▶ **PROBLEM DETAILS**:
Make an exact copy of the entries below.
━━ PROVIDED RECORDS
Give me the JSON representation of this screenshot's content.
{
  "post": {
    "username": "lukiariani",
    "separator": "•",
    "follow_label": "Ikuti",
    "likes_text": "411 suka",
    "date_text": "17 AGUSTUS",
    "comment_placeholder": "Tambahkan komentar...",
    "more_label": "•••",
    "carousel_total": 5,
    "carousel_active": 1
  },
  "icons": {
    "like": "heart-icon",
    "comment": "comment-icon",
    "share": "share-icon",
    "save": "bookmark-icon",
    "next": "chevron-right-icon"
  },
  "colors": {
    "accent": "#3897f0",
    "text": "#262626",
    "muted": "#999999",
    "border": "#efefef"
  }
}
━━━━
▶ **TASK ANSWER**:
Give me the JSON representation of this screenshot's content.
{
  "post": {
    "username": "lukiariani",
    "separator": "•",
    "follow_label": "Ikuti",
    "likes_text": "411 suka",
    "date_text": "17 AGUSTUS",
    "comment_placeholder": "Tambahkan komentar...",
    "more_label": "•••",
    "carousel_total": 5,
    "carousel_active": 1
  },
  "icons": {
    "like": "heart-icon",
    "comment": "comment-icon",
    "share": "share-icon",
    "save": "bookmark-icon",
    "next": "chevron-right-icon"
  },
  "colors": {
    "accent": "#3897f0",
    "text": "#262626",
    "muted": "#999999",
    "border": "#efefef"
  }
}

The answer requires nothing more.